[Stored data entries]
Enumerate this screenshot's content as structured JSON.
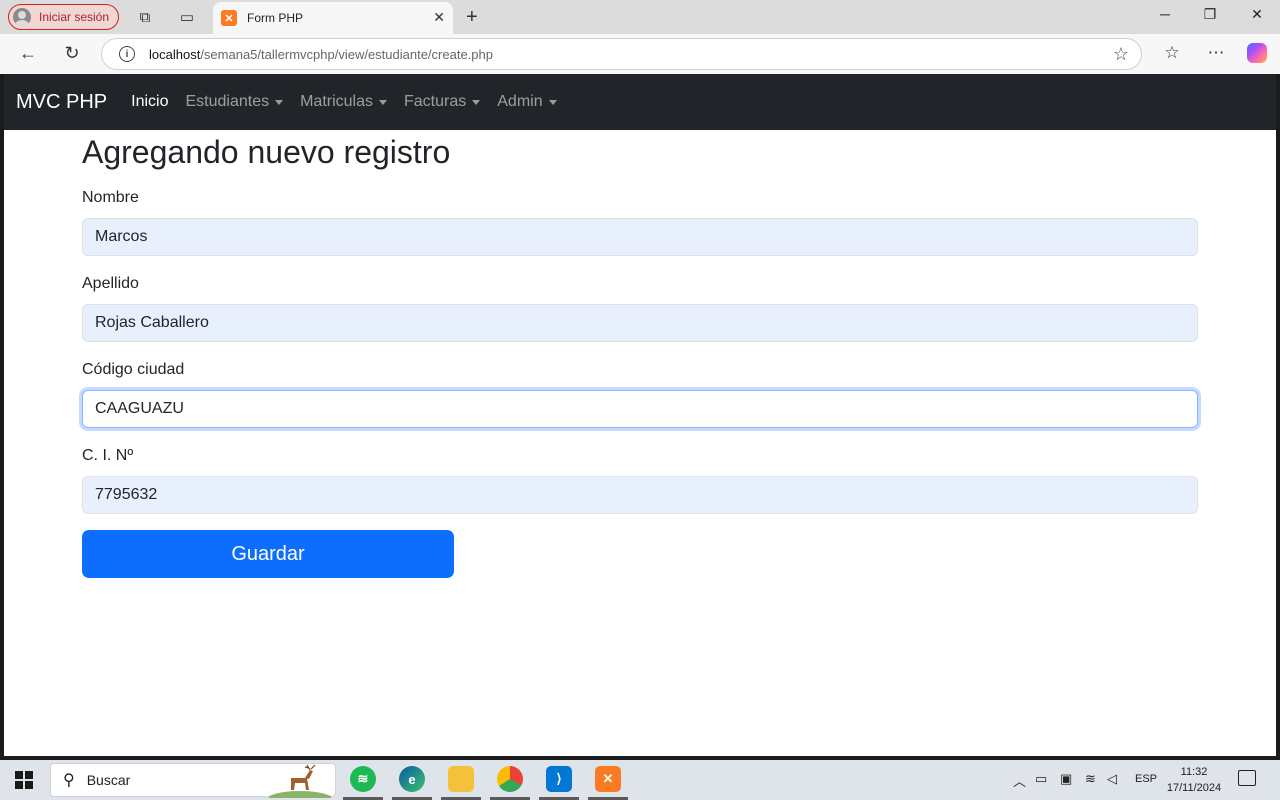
{
  "browser": {
    "profile_label": "Iniciar sesión",
    "tab_title": "Form PHP",
    "url_host": "localhost",
    "url_path": "/semana5/tallermvcphp/view/estudiante/create.php"
  },
  "navbar": {
    "brand": "MVC PHP",
    "items": [
      {
        "label": "Inicio",
        "active": true,
        "dropdown": false
      },
      {
        "label": "Estudiantes",
        "active": false,
        "dropdown": true
      },
      {
        "label": "Matriculas",
        "active": false,
        "dropdown": true
      },
      {
        "label": "Facturas",
        "active": false,
        "dropdown": true
      },
      {
        "label": "Admin",
        "active": false,
        "dropdown": true
      }
    ]
  },
  "form": {
    "title": "Agregando nuevo registro",
    "fields": [
      {
        "label": "Nombre",
        "value": "Marcos"
      },
      {
        "label": "Apellido",
        "value": "Rojas Caballero"
      },
      {
        "label": "Código ciudad",
        "value": "CAAGUAZU"
      },
      {
        "label": "C. I. Nº",
        "value": "7795632"
      }
    ],
    "submit_label": "Guardar"
  },
  "taskbar": {
    "search_label": "Buscar",
    "language": "ESP",
    "time": "11:32",
    "date": "17/11/2024",
    "apps": [
      "spotify-icon",
      "edge-icon",
      "file-explorer-icon",
      "chrome-icon",
      "vscode-icon",
      "xampp-icon"
    ]
  },
  "colors": {
    "navbar_bg": "#212529",
    "primary": "#0d6efd",
    "autofill_bg": "#e8f0fe",
    "focus_border": "#86b7fe"
  }
}
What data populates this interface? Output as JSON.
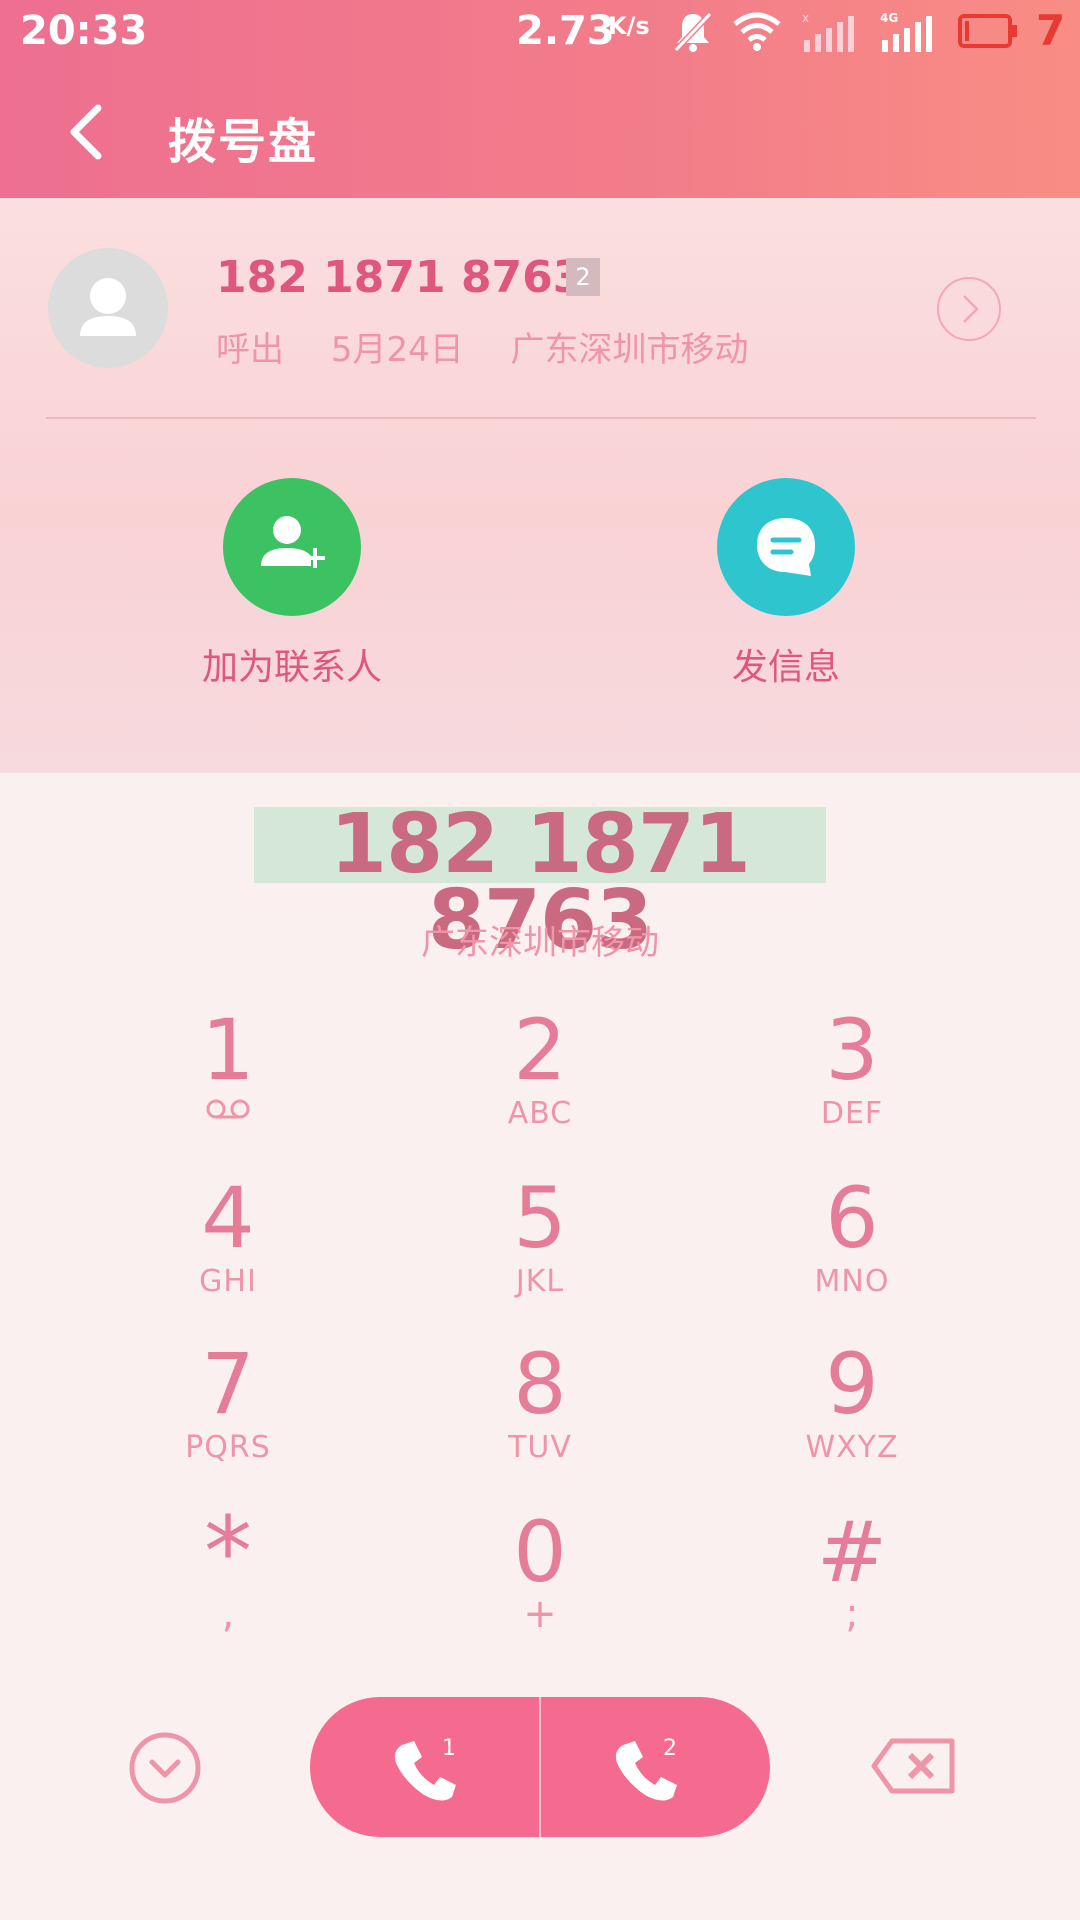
{
  "status_bar": {
    "time": "20:33",
    "net_speed": "2.73",
    "net_unit": "K/s",
    "battery_level": "7",
    "icons": [
      "mute-icon",
      "wifi-icon",
      "signal-sim1-icon",
      "signal-4g-icon",
      "battery-low-icon"
    ],
    "network_type": "4G",
    "colors": {
      "battery_low": "#e83a32"
    }
  },
  "app_bar": {
    "title": "拨号盘"
  },
  "recent_call": {
    "number": "182 1871 8763",
    "sim_badge": "2",
    "call_type": "呼出",
    "date": "5月24日",
    "location": "广东深圳市移动"
  },
  "actions": {
    "add_contact": "加为联系人",
    "send_message": "发信息",
    "colors": {
      "add_contact": "#3cc163",
      "send_message": "#2ec5cf"
    }
  },
  "dialer": {
    "number": "182 1871 8763",
    "location": "广东深圳市移动",
    "keys": [
      {
        "digit": "1",
        "sub": "voicemail-icon"
      },
      {
        "digit": "2",
        "sub": "ABC"
      },
      {
        "digit": "3",
        "sub": "DEF"
      },
      {
        "digit": "4",
        "sub": "GHI"
      },
      {
        "digit": "5",
        "sub": "JKL"
      },
      {
        "digit": "6",
        "sub": "MNO"
      },
      {
        "digit": "7",
        "sub": "PQRS"
      },
      {
        "digit": "8",
        "sub": "TUV"
      },
      {
        "digit": "9",
        "sub": "WXYZ"
      },
      {
        "digit": "*",
        "sub": ","
      },
      {
        "digit": "0",
        "sub": "+"
      },
      {
        "digit": "#",
        "sub": ";"
      }
    ]
  },
  "controls": {
    "call_sim1_label": "1",
    "call_sim2_label": "2",
    "colors": {
      "accent": "#f56a8f",
      "text": "#e0577e"
    }
  }
}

_WORK TO DO:_ Are you able to set down all the lines above exactly, without any pictures?

_TASK SOLUTION:_
Enumerate this screenshot's content as structured JSON.
{
  "browser": {
    "profile_label": "Iniciar sesión",
    "tab_title": "Form PHP",
    "url_host": "localhost",
    "url_path": "/semana5/tallermvcphp/view/estudiante/create.php"
  },
  "navbar": {
    "brand": "MVC PHP",
    "items": [
      {
        "label": "Inicio",
        "active": true,
        "dropdown": false
      },
      {
        "label": "Estudiantes",
        "active": false,
        "dropdown": true
      },
      {
        "label": "Matriculas",
        "active": false,
        "dropdown": true
      },
      {
        "label": "Facturas",
        "active": false,
        "dropdown": true
      },
      {
        "label": "Admin",
        "active": false,
        "dropdown": true
      }
    ]
  },
  "form": {
    "title": "Agregando nuevo registro",
    "fields": [
      {
        "label": "Nombre",
        "value": "Marcos"
      },
      {
        "label": "Apellido",
        "value": "Rojas Caballero"
      },
      {
        "label": "Código ciudad",
        "value": "CAAGUAZU"
      },
      {
        "label": "C. I. Nº",
        "value": "7795632"
      }
    ],
    "submit_label": "Guardar"
  },
  "taskbar": {
    "search_label": "Buscar",
    "language": "ESP",
    "time": "11:32",
    "date": "17/11/2024",
    "apps": [
      "spotify-icon",
      "edge-icon",
      "file-explorer-icon",
      "chrome-icon",
      "vscode-icon",
      "xampp-icon"
    ]
  },
  "colors": {
    "navbar_bg": "#212529",
    "primary": "#0d6efd",
    "autofill_bg": "#e8f0fe",
    "focus_border": "#86b7fe"
  }
}
What data populates this interface? Output as JSON.
{
  "status_bar": {
    "time": "20:33",
    "net_speed": "2.73",
    "net_unit": "K/s",
    "battery_level": "7",
    "icons": [
      "mute-icon",
      "wifi-icon",
      "signal-sim1-icon",
      "signal-4g-icon",
      "battery-low-icon"
    ],
    "network_type": "4G",
    "colors": {
      "battery_low": "#e83a32"
    }
  },
  "app_bar": {
    "title": "拨号盘"
  },
  "recent_call": {
    "number": "182 1871 8763",
    "sim_badge": "2",
    "call_type": "呼出",
    "date": "5月24日",
    "location": "广东深圳市移动"
  },
  "actions": {
    "add_contact": "加为联系人",
    "send_message": "发信息",
    "colors": {
      "add_contact": "#3cc163",
      "send_message": "#2ec5cf"
    }
  },
  "dialer": {
    "number": "182 1871 8763",
    "location": "广东深圳市移动",
    "keys": [
      {
        "digit": "1",
        "sub": "voicemail-icon"
      },
      {
        "digit": "2",
        "sub": "ABC"
      },
      {
        "digit": "3",
        "sub": "DEF"
      },
      {
        "digit": "4",
        "sub": "GHI"
      },
      {
        "digit": "5",
        "sub": "JKL"
      },
      {
        "digit": "6",
        "sub": "MNO"
      },
      {
        "digit": "7",
        "sub": "PQRS"
      },
      {
        "digit": "8",
        "sub": "TUV"
      },
      {
        "digit": "9",
        "sub": "WXYZ"
      },
      {
        "digit": "*",
        "sub": ","
      },
      {
        "digit": "0",
        "sub": "+"
      },
      {
        "digit": "#",
        "sub": ";"
      }
    ]
  },
  "controls": {
    "call_sim1_label": "1",
    "call_sim2_label": "2",
    "colors": {
      "accent": "#f56a8f",
      "text": "#e0577e"
    }
  }
}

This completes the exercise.